_Do this_: Show every line that has the string "邯郸市峰峰矿区" in it.

=== Records for this exercise ===

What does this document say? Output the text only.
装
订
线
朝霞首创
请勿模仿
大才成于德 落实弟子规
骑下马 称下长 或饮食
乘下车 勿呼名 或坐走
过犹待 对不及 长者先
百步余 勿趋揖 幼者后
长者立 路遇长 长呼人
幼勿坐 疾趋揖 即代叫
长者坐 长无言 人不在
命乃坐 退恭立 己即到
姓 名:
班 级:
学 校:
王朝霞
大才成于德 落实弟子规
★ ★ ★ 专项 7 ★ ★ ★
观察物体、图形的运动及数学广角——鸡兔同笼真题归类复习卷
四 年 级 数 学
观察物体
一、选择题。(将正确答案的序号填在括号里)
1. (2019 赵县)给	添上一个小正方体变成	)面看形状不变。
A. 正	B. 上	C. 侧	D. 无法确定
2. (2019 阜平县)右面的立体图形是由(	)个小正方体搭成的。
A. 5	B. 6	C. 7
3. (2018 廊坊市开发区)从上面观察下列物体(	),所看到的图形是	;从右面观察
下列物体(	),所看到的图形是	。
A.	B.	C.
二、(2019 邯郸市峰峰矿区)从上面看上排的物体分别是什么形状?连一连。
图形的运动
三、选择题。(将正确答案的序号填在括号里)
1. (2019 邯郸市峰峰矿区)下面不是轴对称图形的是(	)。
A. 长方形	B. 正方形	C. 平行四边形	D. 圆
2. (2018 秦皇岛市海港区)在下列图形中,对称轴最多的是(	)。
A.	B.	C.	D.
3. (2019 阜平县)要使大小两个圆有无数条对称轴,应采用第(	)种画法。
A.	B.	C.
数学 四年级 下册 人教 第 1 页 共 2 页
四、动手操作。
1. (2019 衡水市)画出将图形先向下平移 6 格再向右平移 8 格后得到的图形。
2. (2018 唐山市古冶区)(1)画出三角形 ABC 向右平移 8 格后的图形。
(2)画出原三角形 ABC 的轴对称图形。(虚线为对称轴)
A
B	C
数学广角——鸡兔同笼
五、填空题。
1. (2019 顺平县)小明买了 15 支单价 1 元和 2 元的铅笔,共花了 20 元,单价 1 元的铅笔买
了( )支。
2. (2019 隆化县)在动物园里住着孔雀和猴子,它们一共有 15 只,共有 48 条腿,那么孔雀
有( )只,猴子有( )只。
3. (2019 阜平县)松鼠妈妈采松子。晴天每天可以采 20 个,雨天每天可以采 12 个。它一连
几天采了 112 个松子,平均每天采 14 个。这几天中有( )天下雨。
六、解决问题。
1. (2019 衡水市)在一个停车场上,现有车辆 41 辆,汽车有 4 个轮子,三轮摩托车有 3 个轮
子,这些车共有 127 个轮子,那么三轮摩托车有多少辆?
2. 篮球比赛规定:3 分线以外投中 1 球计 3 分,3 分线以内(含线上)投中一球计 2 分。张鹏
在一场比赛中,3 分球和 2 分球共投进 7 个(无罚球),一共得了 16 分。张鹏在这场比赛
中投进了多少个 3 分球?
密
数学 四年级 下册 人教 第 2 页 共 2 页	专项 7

===

_Finished task_:
二、(2019 邯郸市峰峰矿区)从上面看上排的物体分别是什么形状?连一连。
1. (2019 邯郸市峰峰矿区)下面不是轴对称图形的是(	)。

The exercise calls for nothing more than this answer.